Your objective ▸
Copy each of the entries below faithfully, setting aside any pictures.

Data supplied ▸
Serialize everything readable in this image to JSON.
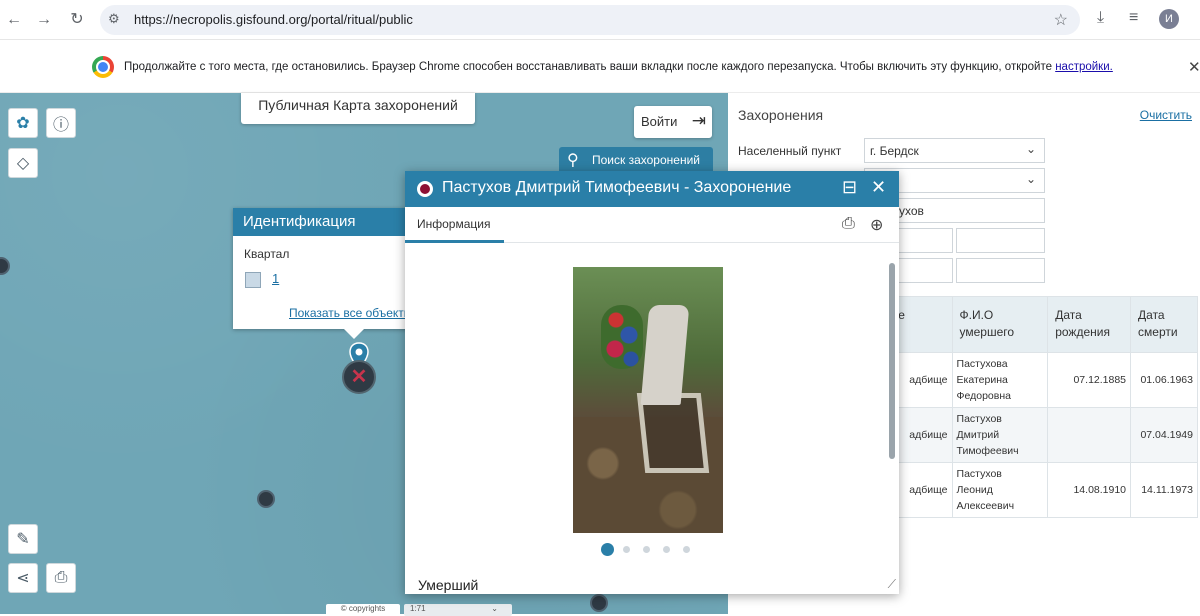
{
  "browser": {
    "url": "https://necropolis.gisfound.org/portal/ritual/public",
    "profile_initial": "И",
    "infobar_text": "Продолжайте с того места, где остановились. Браузер Chrome способен восстанавливать ваши вкладки после каждого перезапуска. Чтобы включить эту функцию, откройте",
    "infobar_link": "настройки."
  },
  "map": {
    "title": "Публичная Карта захоронений",
    "login_label": "Войти",
    "search_label": "Поиск захоронений",
    "copyright": "© copyrights",
    "scale": "1:71",
    "identify": {
      "title": "Идентификация",
      "layer_label": "Квартал",
      "item": "1",
      "show_all": "Показать все объекты"
    }
  },
  "panel": {
    "title": "Захоронения",
    "clear_label": "Очистить",
    "settlement_label": "Населенный пункт",
    "settlement_value": "г. Бердск",
    "name_value": "ухов",
    "columns": [
      "вание\nа",
      "Ф.И.О\nумершего",
      "Дата\nрождения",
      "Дата\nсмерти"
    ],
    "rows": [
      {
        "cemetery": "адбище",
        "name": "Пастухова\nЕкатерина\nФедоровна",
        "birth": "07.12.1885",
        "death": "01.06.1963"
      },
      {
        "cemetery": "адбище",
        "name": "Пастухов\nДмитрий\nТимофеевич",
        "birth": "",
        "death": "07.04.1949"
      },
      {
        "cemetery": "адбище",
        "name": "Пастухов\nЛеонид\nАлексеевич",
        "birth": "14.08.1910",
        "death": "14.11.1973"
      }
    ]
  },
  "dialog": {
    "title": "Пастухов Дмитрий Тимофеевич - Захоронение",
    "tab_info": "Информация",
    "section_label": "Умерший",
    "photo_count": 5,
    "photo_index": 1
  },
  "colors": {
    "accent": "#2a7fa8",
    "map_bg": "#6fa6b6",
    "marker": "#c8344c"
  }
}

Correct result ▸
Serialize everything readable in this image to JSON.
{
  "browser": {
    "url": "https://necropolis.gisfound.org/portal/ritual/public",
    "profile_initial": "И",
    "infobar_text": "Продолжайте с того места, где остановились. Браузер Chrome способен восстанавливать ваши вкладки после каждого перезапуска. Чтобы включить эту функцию, откройте",
    "infobar_link": "настройки."
  },
  "map": {
    "title": "Публичная Карта захоронений",
    "login_label": "Войти",
    "search_label": "Поиск захоронений",
    "copyright": "© copyrights",
    "scale": "1:71",
    "identify": {
      "title": "Идентификация",
      "layer_label": "Квартал",
      "item": "1",
      "show_all": "Показать все объекты"
    }
  },
  "panel": {
    "title": "Захоронения",
    "clear_label": "Очистить",
    "settlement_label": "Населенный пункт",
    "settlement_value": "г. Бердск",
    "name_value": "ухов",
    "columns": [
      "вание\nа",
      "Ф.И.О\nумершего",
      "Дата\nрождения",
      "Дата\nсмерти"
    ],
    "rows": [
      {
        "cemetery": "адбище",
        "name": "Пастухова\nЕкатерина\nФедоровна",
        "birth": "07.12.1885",
        "death": "01.06.1963"
      },
      {
        "cemetery": "адбище",
        "name": "Пастухов\nДмитрий\nТимофеевич",
        "birth": "",
        "death": "07.04.1949"
      },
      {
        "cemetery": "адбище",
        "name": "Пастухов\nЛеонид\nАлексеевич",
        "birth": "14.08.1910",
        "death": "14.11.1973"
      }
    ]
  },
  "dialog": {
    "title": "Пастухов Дмитрий Тимофеевич - Захоронение",
    "tab_info": "Информация",
    "section_label": "Умерший",
    "photo_count": 5,
    "photo_index": 1
  },
  "colors": {
    "accent": "#2a7fa8",
    "map_bg": "#6fa6b6",
    "marker": "#c8344c"
  }
}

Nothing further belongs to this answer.